Raw records
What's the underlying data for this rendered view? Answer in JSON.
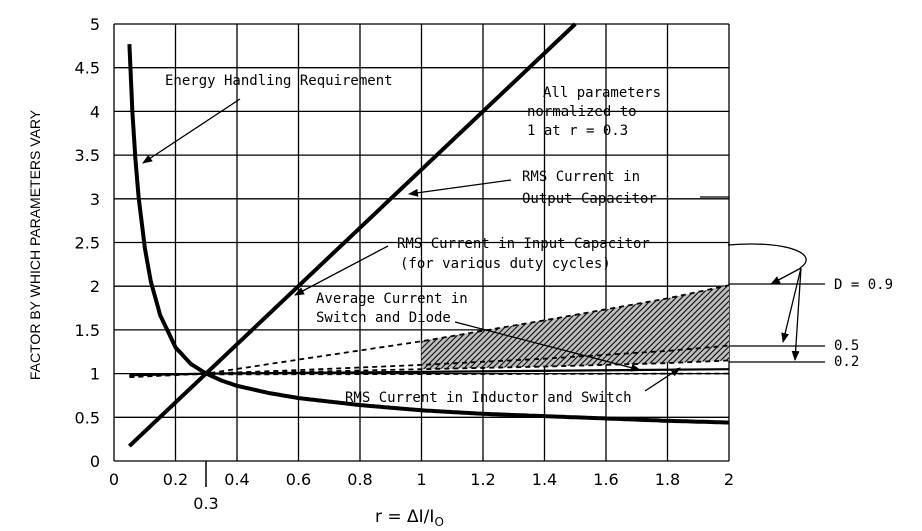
{
  "chart_data": {
    "type": "line",
    "title": "",
    "xlabel": "r = ΔI/I",
    "xlabel_sub": "O",
    "ylabel": "FACTOR BY WHICH PARAMETERS VARY",
    "xlim": [
      0,
      2
    ],
    "ylim": [
      0,
      5
    ],
    "x_ticks": [
      0,
      0.2,
      0.4,
      0.6,
      0.8,
      1,
      1.2,
      1.4,
      1.6,
      1.8,
      2
    ],
    "x_tick_labels": [
      "0",
      "0.2",
      "0.4",
      "0.6",
      "0.8",
      "1",
      "1.2",
      "1.4",
      "1.6",
      "1.8",
      "2"
    ],
    "y_ticks": [
      0,
      0.5,
      1,
      1.5,
      2,
      2.5,
      3,
      3.5,
      4,
      4.5,
      5
    ],
    "y_tick_labels": [
      "0",
      "0.5",
      "1",
      "1.5",
      "2",
      "2.5",
      "3",
      "3.5",
      "4",
      "4.5",
      "5"
    ],
    "grid": true,
    "highlight_x_label": "0.3",
    "series": [
      {
        "name": "Energy Handling Requirement",
        "style": "solid-thick",
        "x": [
          0.05,
          0.06,
          0.07,
          0.08,
          0.1,
          0.12,
          0.15,
          0.2,
          0.25,
          0.3,
          0.35,
          0.4,
          0.5,
          0.6,
          0.8,
          1.0,
          1.2,
          1.5,
          1.8,
          2.0
        ],
        "y": [
          4.77,
          3.99,
          3.44,
          3.02,
          2.44,
          2.05,
          1.67,
          1.3,
          1.11,
          1.0,
          0.92,
          0.86,
          0.78,
          0.72,
          0.64,
          0.58,
          0.54,
          0.5,
          0.46,
          0.44
        ]
      },
      {
        "name": "RMS Current in Output Capacitor",
        "style": "solid-thick",
        "x": [
          0.05,
          1.5
        ],
        "y": [
          0.17,
          5.0
        ]
      },
      {
        "name": "RMS Current in Input Capacitor D = 0.9",
        "style": "dashed",
        "x": [
          0.05,
          0.3,
          0.6,
          1.0,
          1.4,
          1.8,
          2.0
        ],
        "y": [
          0.96,
          1.0,
          1.16,
          1.37,
          1.61,
          1.86,
          2.01
        ]
      },
      {
        "name": "RMS Current in Input Capacitor D = 0.5",
        "style": "dashed",
        "x": [
          0.05,
          0.3,
          0.6,
          1.0,
          1.4,
          1.8,
          2.0
        ],
        "y": [
          0.96,
          1.0,
          1.04,
          1.1,
          1.17,
          1.26,
          1.32
        ]
      },
      {
        "name": "RMS Current in Input Capacitor D = 0.2",
        "style": "dashed",
        "x": [
          0.05,
          0.3,
          0.6,
          1.0,
          1.4,
          1.8,
          2.0
        ],
        "y": [
          0.97,
          1.0,
          1.02,
          1.05,
          1.08,
          1.12,
          1.15
        ]
      },
      {
        "name": "Average Current in Switch and Diode",
        "style": "dashed",
        "x": [
          0.05,
          2.0
        ],
        "y": [
          0.99,
          1.0
        ]
      },
      {
        "name": "RMS Current in Inductor and Switch",
        "style": "solid",
        "x": [
          0.05,
          0.3,
          1.0,
          2.0
        ],
        "y": [
          0.98,
          1.0,
          1.02,
          1.05
        ]
      }
    ],
    "shaded_region": {
      "x_from": 1.0,
      "x_to": 2.0,
      "between": [
        "RMS Current in Input Capacitor D = 0.2",
        "RMS Current in Input Capacitor D = 0.9"
      ]
    },
    "annotations": {
      "energy": "Energy Handling Requirement",
      "normalized": [
        "All parameters",
        "normalized to",
        "1 at r = 0.3"
      ],
      "output_cap": [
        "RMS Current in",
        "Output Capacitor"
      ],
      "input_cap": [
        "RMS Current in Input Capacitor",
        "(for various duty cycles)"
      ],
      "avg_current": [
        "Average Current in",
        "Switch and Diode"
      ],
      "rms_inductor": "RMS Current in Inductor and Switch",
      "d_labels": [
        "D = 0.9",
        "0.5",
        "0.2"
      ]
    },
    "colors": {
      "line": "#000000",
      "grid": "#000000",
      "background": "#ffffff"
    }
  }
}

**TASK STATEMENT:** All entries must be written out again exactly as given, with no pictures in the copy.

**ANSWER TO THE PROBLEM:**
What's the underlying data for this rendered view? Answer in JSON.
{
  "chart_data": {
    "type": "line",
    "title": "",
    "xlabel": "r = ΔI/I",
    "xlabel_sub": "O",
    "ylabel": "FACTOR BY WHICH PARAMETERS VARY",
    "xlim": [
      0,
      2
    ],
    "ylim": [
      0,
      5
    ],
    "x_ticks": [
      0,
      0.2,
      0.4,
      0.6,
      0.8,
      1,
      1.2,
      1.4,
      1.6,
      1.8,
      2
    ],
    "x_tick_labels": [
      "0",
      "0.2",
      "0.4",
      "0.6",
      "0.8",
      "1",
      "1.2",
      "1.4",
      "1.6",
      "1.8",
      "2"
    ],
    "y_ticks": [
      0,
      0.5,
      1,
      1.5,
      2,
      2.5,
      3,
      3.5,
      4,
      4.5,
      5
    ],
    "y_tick_labels": [
      "0",
      "0.5",
      "1",
      "1.5",
      "2",
      "2.5",
      "3",
      "3.5",
      "4",
      "4.5",
      "5"
    ],
    "grid": true,
    "highlight_x_label": "0.3",
    "series": [
      {
        "name": "Energy Handling Requirement",
        "style": "solid-thick",
        "x": [
          0.05,
          0.06,
          0.07,
          0.08,
          0.1,
          0.12,
          0.15,
          0.2,
          0.25,
          0.3,
          0.35,
          0.4,
          0.5,
          0.6,
          0.8,
          1.0,
          1.2,
          1.5,
          1.8,
          2.0
        ],
        "y": [
          4.77,
          3.99,
          3.44,
          3.02,
          2.44,
          2.05,
          1.67,
          1.3,
          1.11,
          1.0,
          0.92,
          0.86,
          0.78,
          0.72,
          0.64,
          0.58,
          0.54,
          0.5,
          0.46,
          0.44
        ]
      },
      {
        "name": "RMS Current in Output Capacitor",
        "style": "solid-thick",
        "x": [
          0.05,
          1.5
        ],
        "y": [
          0.17,
          5.0
        ]
      },
      {
        "name": "RMS Current in Input Capacitor D = 0.9",
        "style": "dashed",
        "x": [
          0.05,
          0.3,
          0.6,
          1.0,
          1.4,
          1.8,
          2.0
        ],
        "y": [
          0.96,
          1.0,
          1.16,
          1.37,
          1.61,
          1.86,
          2.01
        ]
      },
      {
        "name": "RMS Current in Input Capacitor D = 0.5",
        "style": "dashed",
        "x": [
          0.05,
          0.3,
          0.6,
          1.0,
          1.4,
          1.8,
          2.0
        ],
        "y": [
          0.96,
          1.0,
          1.04,
          1.1,
          1.17,
          1.26,
          1.32
        ]
      },
      {
        "name": "RMS Current in Input Capacitor D = 0.2",
        "style": "dashed",
        "x": [
          0.05,
          0.3,
          0.6,
          1.0,
          1.4,
          1.8,
          2.0
        ],
        "y": [
          0.97,
          1.0,
          1.02,
          1.05,
          1.08,
          1.12,
          1.15
        ]
      },
      {
        "name": "Average Current in Switch and Diode",
        "style": "dashed",
        "x": [
          0.05,
          2.0
        ],
        "y": [
          0.99,
          1.0
        ]
      },
      {
        "name": "RMS Current in Inductor and Switch",
        "style": "solid",
        "x": [
          0.05,
          0.3,
          1.0,
          2.0
        ],
        "y": [
          0.98,
          1.0,
          1.02,
          1.05
        ]
      }
    ],
    "shaded_region": {
      "x_from": 1.0,
      "x_to": 2.0,
      "between": [
        "RMS Current in Input Capacitor D = 0.2",
        "RMS Current in Input Capacitor D = 0.9"
      ]
    },
    "annotations": {
      "energy": "Energy Handling Requirement",
      "normalized": [
        "All parameters",
        "normalized to",
        "1 at r = 0.3"
      ],
      "output_cap": [
        "RMS Current in",
        "Output Capacitor"
      ],
      "input_cap": [
        "RMS Current in Input Capacitor",
        "(for various duty cycles)"
      ],
      "avg_current": [
        "Average Current in",
        "Switch and Diode"
      ],
      "rms_inductor": "RMS Current in Inductor and Switch",
      "d_labels": [
        "D = 0.9",
        "0.5",
        "0.2"
      ]
    },
    "colors": {
      "line": "#000000",
      "grid": "#000000",
      "background": "#ffffff"
    }
  }
}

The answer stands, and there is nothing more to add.